Start of GIVEN RECORDS
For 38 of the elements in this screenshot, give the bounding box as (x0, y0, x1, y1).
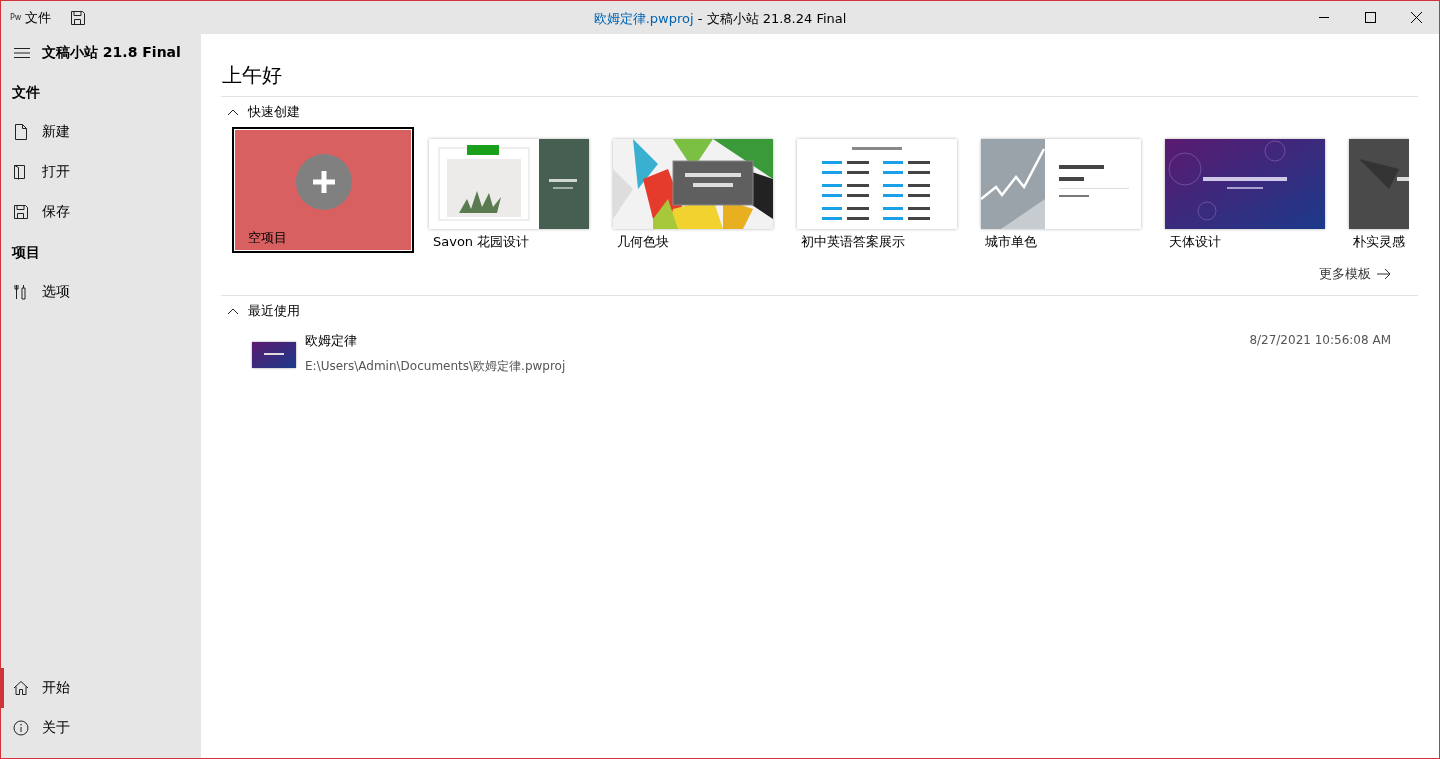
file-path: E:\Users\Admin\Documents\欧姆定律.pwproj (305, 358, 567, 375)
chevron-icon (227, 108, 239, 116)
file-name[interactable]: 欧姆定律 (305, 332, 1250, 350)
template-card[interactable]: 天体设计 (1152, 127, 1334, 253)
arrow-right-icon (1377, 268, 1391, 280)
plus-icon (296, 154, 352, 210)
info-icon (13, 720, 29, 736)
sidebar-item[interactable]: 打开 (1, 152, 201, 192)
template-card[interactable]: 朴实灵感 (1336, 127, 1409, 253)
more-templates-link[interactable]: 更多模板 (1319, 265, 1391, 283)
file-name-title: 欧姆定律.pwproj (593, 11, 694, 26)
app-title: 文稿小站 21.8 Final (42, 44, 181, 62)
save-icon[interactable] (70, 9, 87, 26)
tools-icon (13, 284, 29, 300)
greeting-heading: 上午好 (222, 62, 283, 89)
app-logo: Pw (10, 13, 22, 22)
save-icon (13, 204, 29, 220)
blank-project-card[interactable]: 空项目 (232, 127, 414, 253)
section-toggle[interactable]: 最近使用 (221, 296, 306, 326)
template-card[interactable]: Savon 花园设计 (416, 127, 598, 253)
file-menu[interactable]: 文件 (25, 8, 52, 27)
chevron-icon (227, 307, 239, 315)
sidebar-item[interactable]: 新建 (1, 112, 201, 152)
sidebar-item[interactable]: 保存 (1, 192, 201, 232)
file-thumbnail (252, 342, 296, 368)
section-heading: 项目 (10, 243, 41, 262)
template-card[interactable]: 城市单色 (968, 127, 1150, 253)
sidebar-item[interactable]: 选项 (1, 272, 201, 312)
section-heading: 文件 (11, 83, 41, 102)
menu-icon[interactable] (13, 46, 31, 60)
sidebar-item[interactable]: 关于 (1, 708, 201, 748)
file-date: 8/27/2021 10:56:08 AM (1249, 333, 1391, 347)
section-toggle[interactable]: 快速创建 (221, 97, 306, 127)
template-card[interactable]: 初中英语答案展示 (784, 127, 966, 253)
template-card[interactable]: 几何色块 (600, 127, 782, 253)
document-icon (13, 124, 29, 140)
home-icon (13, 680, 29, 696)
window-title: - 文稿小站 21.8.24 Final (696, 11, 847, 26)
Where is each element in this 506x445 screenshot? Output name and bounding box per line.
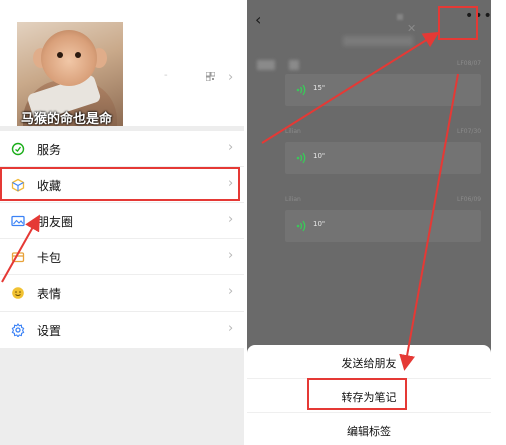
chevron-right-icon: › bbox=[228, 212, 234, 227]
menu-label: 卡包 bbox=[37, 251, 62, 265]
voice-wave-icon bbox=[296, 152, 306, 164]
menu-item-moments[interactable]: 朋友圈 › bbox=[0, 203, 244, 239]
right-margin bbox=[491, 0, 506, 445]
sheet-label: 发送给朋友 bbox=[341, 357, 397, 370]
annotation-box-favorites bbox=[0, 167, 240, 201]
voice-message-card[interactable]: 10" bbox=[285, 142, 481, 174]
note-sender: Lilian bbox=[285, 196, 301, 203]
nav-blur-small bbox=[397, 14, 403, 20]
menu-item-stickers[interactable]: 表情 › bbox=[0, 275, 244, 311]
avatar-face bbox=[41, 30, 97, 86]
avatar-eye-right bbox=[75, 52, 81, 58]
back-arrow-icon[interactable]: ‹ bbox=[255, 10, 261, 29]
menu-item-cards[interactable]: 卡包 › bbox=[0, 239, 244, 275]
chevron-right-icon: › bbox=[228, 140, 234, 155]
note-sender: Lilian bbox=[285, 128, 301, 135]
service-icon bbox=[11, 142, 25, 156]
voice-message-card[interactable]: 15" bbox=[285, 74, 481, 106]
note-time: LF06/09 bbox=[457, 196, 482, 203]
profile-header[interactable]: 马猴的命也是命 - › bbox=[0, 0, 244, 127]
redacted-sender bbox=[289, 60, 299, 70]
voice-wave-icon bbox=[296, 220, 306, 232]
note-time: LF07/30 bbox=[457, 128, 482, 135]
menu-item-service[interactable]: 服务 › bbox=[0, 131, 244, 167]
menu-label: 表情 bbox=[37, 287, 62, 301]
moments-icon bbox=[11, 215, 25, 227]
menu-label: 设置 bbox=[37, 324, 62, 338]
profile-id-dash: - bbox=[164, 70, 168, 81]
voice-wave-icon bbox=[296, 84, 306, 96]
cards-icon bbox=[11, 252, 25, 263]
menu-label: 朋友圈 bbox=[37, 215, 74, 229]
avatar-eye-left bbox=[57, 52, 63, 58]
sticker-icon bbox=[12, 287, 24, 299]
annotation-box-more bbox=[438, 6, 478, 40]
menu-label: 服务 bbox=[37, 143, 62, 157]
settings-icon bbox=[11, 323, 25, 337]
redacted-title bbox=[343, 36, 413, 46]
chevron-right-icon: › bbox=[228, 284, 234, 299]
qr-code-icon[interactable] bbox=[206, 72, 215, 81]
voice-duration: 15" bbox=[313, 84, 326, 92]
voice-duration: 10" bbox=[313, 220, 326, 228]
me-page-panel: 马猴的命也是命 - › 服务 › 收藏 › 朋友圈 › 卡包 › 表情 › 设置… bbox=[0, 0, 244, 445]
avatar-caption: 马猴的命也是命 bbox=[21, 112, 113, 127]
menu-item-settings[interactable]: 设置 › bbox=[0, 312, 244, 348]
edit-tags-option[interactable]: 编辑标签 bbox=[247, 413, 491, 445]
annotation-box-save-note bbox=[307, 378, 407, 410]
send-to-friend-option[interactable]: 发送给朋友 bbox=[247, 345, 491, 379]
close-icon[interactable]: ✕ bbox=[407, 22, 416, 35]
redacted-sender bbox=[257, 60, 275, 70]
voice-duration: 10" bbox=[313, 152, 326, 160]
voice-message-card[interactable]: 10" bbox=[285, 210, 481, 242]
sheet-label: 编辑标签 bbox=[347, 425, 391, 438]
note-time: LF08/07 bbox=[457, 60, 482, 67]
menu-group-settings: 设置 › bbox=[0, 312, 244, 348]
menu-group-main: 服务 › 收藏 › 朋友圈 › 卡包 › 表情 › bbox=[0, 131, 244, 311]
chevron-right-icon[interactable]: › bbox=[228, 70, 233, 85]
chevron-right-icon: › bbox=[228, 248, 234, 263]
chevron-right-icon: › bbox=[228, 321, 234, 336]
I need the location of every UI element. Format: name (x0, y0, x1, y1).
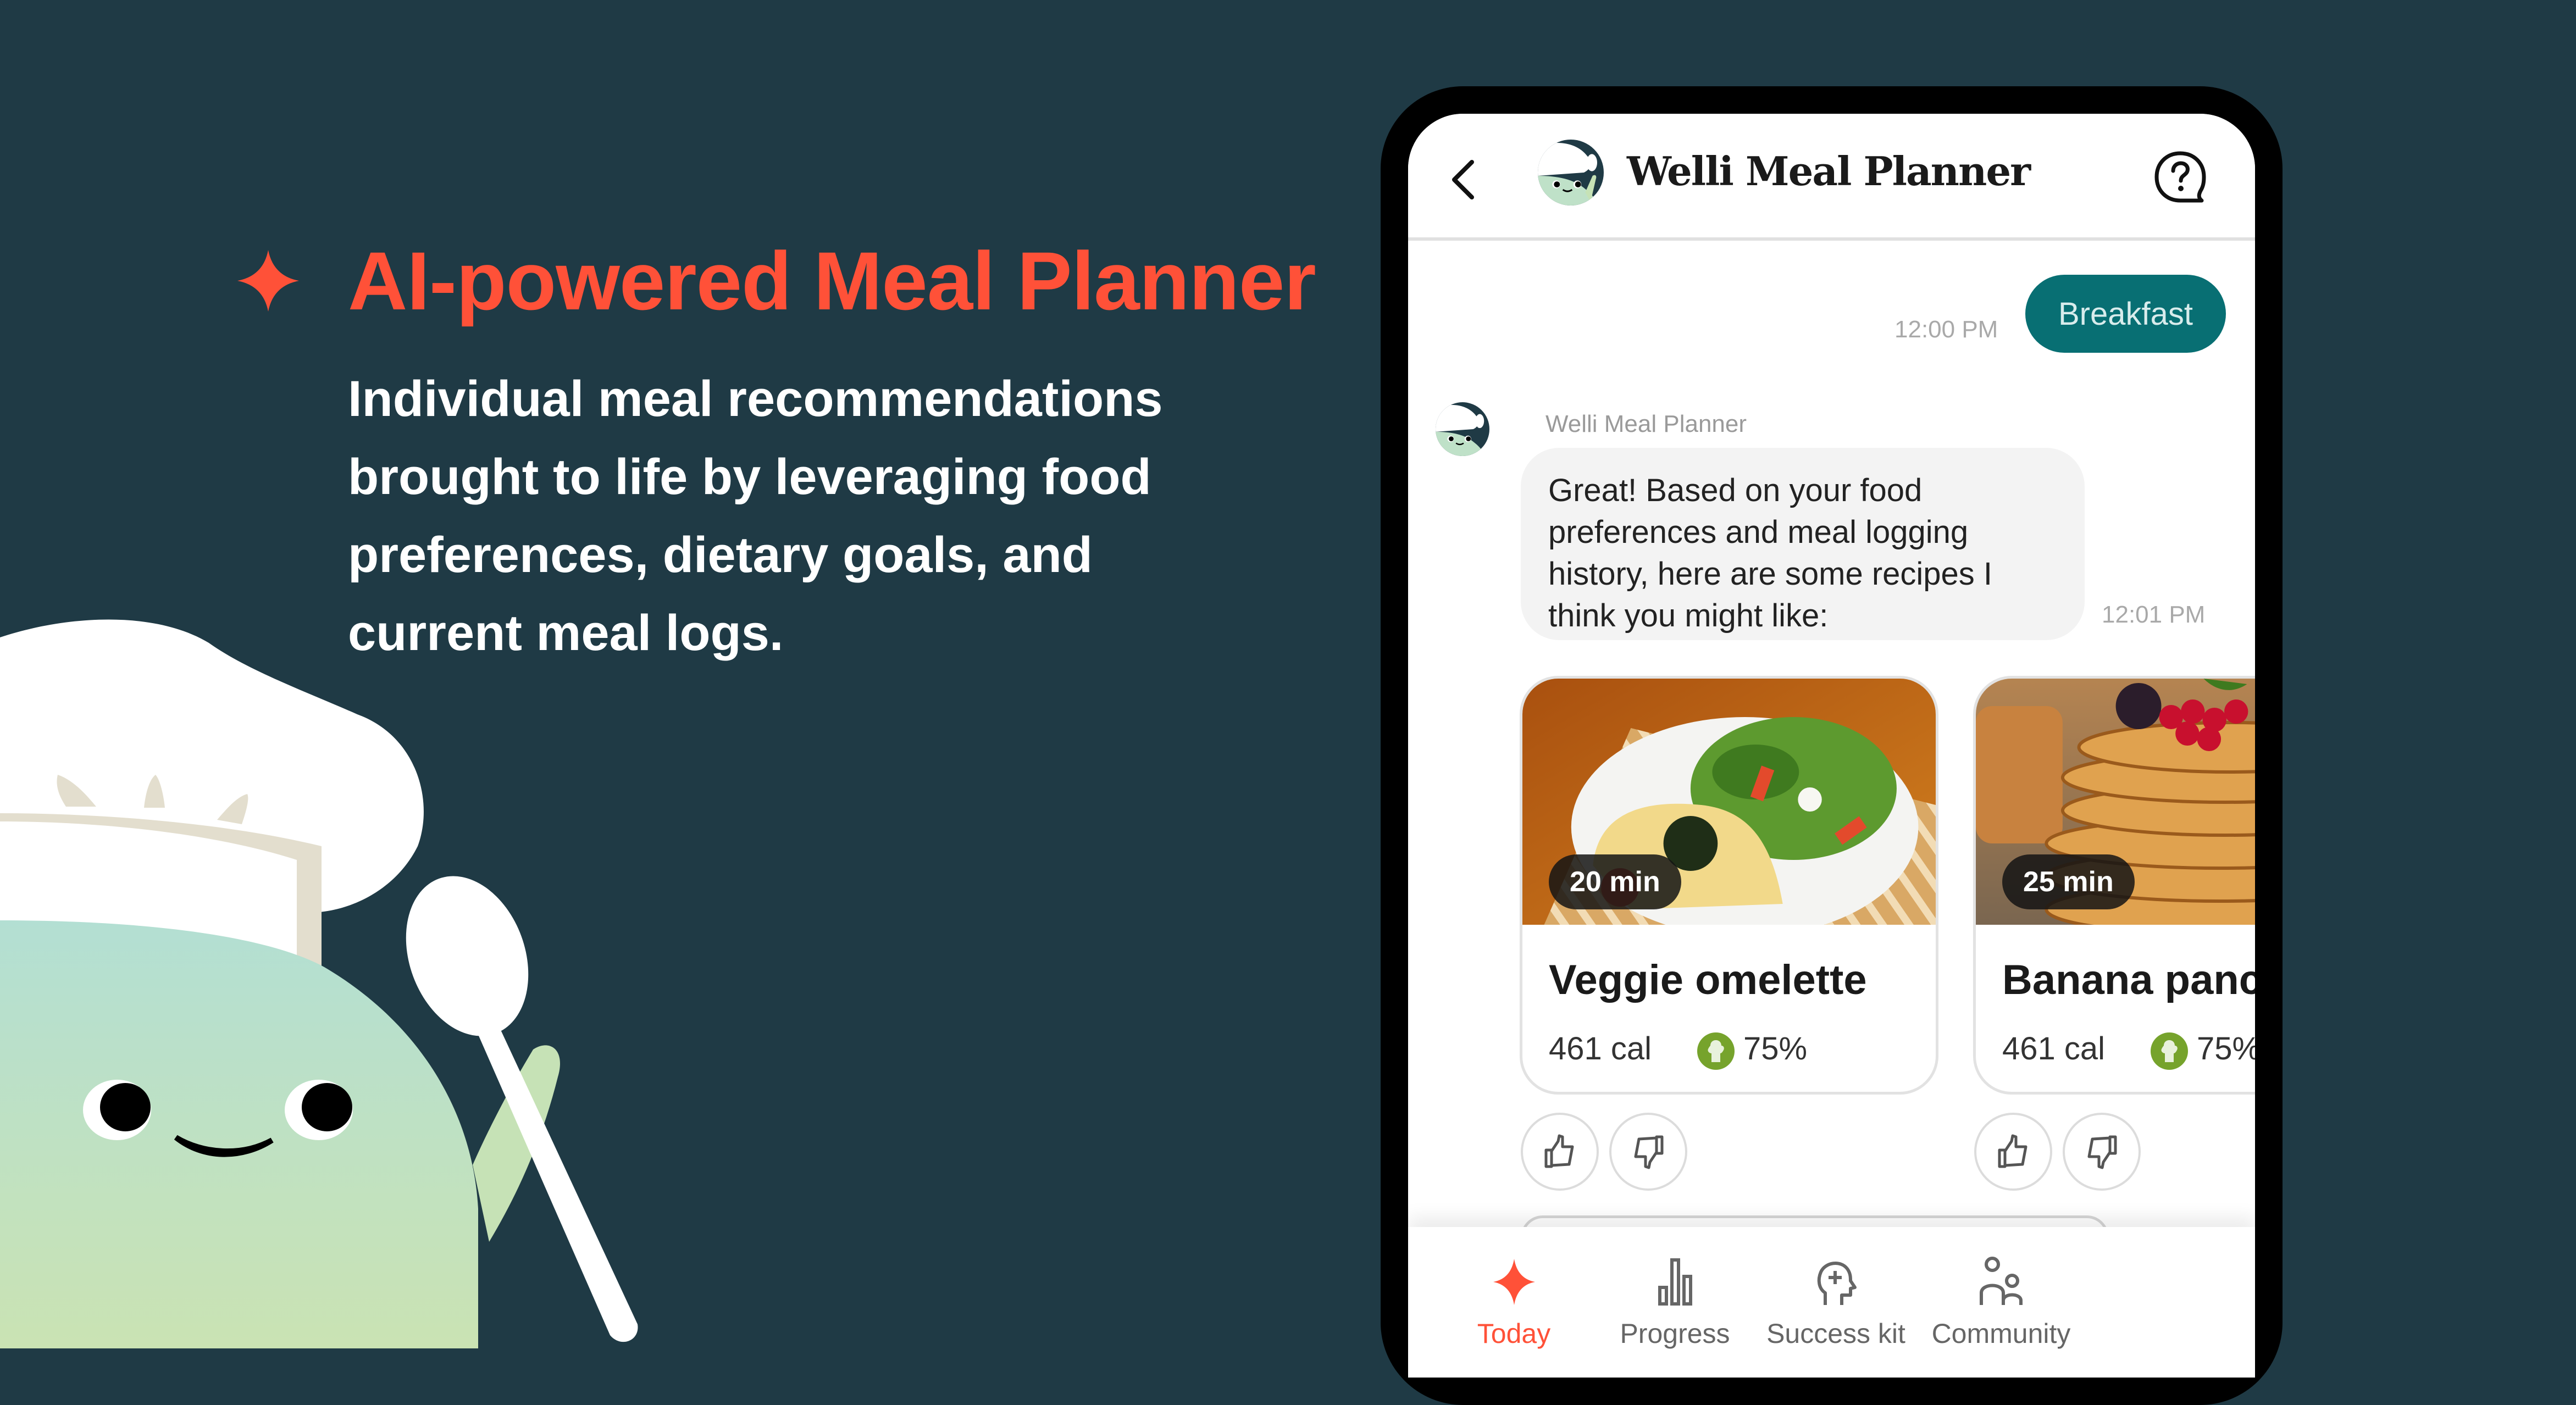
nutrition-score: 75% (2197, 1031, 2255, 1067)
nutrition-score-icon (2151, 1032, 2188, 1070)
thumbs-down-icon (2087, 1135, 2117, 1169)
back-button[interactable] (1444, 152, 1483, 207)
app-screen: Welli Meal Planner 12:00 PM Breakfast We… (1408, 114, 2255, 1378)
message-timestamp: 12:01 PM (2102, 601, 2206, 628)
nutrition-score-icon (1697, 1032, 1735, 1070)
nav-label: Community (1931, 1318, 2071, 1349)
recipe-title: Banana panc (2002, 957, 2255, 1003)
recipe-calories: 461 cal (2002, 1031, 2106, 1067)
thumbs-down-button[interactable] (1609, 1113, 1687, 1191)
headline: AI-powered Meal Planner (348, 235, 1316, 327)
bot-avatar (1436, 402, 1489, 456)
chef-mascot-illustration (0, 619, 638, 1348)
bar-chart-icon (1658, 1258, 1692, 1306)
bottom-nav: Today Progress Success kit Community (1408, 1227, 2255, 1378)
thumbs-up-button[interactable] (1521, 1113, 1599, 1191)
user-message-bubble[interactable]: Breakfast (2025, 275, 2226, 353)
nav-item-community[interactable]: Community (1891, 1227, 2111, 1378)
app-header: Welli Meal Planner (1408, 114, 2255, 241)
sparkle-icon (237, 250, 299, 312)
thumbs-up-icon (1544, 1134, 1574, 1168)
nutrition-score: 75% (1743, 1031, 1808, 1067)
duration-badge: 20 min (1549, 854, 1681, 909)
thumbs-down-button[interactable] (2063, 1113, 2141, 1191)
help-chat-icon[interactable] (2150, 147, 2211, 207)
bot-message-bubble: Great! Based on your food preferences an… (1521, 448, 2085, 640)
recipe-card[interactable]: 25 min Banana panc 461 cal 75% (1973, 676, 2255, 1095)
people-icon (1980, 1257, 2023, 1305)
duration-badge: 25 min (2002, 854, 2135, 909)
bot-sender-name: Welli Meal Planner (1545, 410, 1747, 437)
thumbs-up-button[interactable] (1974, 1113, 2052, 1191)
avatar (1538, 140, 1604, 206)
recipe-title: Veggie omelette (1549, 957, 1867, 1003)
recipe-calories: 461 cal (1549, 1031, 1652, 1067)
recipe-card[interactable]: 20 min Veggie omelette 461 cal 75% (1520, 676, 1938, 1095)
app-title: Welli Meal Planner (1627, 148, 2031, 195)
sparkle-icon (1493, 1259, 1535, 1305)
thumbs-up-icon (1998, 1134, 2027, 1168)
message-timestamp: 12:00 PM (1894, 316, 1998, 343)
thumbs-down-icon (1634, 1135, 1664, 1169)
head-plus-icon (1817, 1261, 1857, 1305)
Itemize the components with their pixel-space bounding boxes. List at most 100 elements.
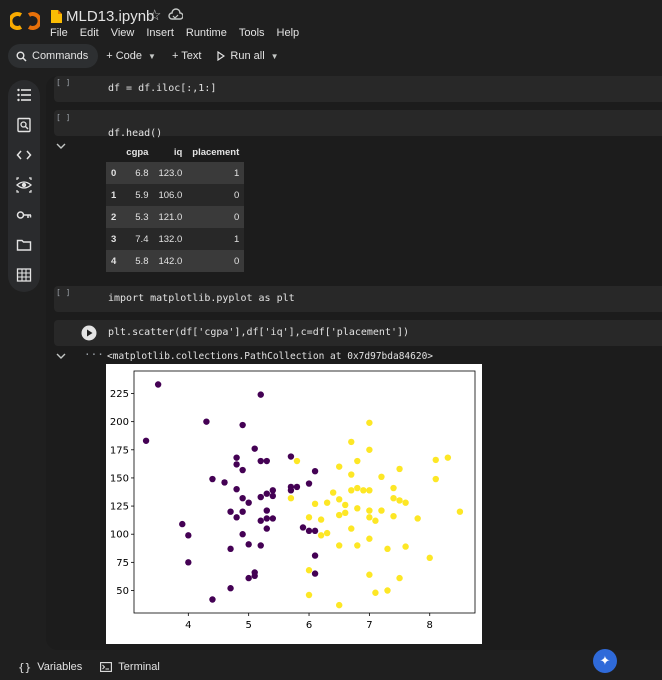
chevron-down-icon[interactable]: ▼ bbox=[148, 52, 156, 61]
End of GIVEN RECORDS
## INSTRUCTIONS FOR THE TASK
Reproduce, unchanged, the lines in the items above, beginning with the line that contains "chevron-right-icon: › bbox=[228, 212, 234, 227]" and ending with the line that contains "menu-item-service[interactable]: 服务 ›". Include both of those lines.

## TASK OUTPUT
chevron-right-icon: › bbox=[228, 212, 234, 227]
menu-label: 卡包 bbox=[37, 251, 62, 265]
voice-wave-icon bbox=[296, 152, 306, 164]
menu-item-moments[interactable]: 朋友圈 › bbox=[0, 203, 244, 239]
right-margin bbox=[491, 0, 506, 445]
sheet-label: 发送给朋友 bbox=[341, 357, 397, 370]
annotation-box-favorites bbox=[0, 167, 240, 201]
voice-message-card[interactable]: 10" bbox=[285, 142, 481, 174]
note-sender: Lilian bbox=[285, 196, 301, 203]
nav-blur-small bbox=[397, 14, 403, 20]
menu-item-stickers[interactable]: 表情 › bbox=[0, 275, 244, 311]
avatar-face bbox=[41, 30, 97, 86]
avatar-eye-right bbox=[75, 52, 81, 58]
back-arrow-icon[interactable]: ‹ bbox=[255, 10, 261, 29]
menu-item-cards[interactable]: 卡包 › bbox=[0, 239, 244, 275]
chevron-right-icon: › bbox=[228, 140, 234, 155]
note-sender: Lilian bbox=[285, 128, 301, 135]
service-icon bbox=[11, 142, 25, 156]
voice-message-card[interactable]: 15" bbox=[285, 74, 481, 106]
note-time: LF06/09 bbox=[457, 196, 482, 203]
profile-header[interactable]: 马猴的命也是命 - › bbox=[0, 0, 244, 127]
redacted-sender bbox=[289, 60, 299, 70]
voice-wave-icon bbox=[296, 220, 306, 232]
note-time: LF07/30 bbox=[457, 128, 482, 135]
menu-item-service[interactable]: 服务 › bbox=[0, 131, 244, 167]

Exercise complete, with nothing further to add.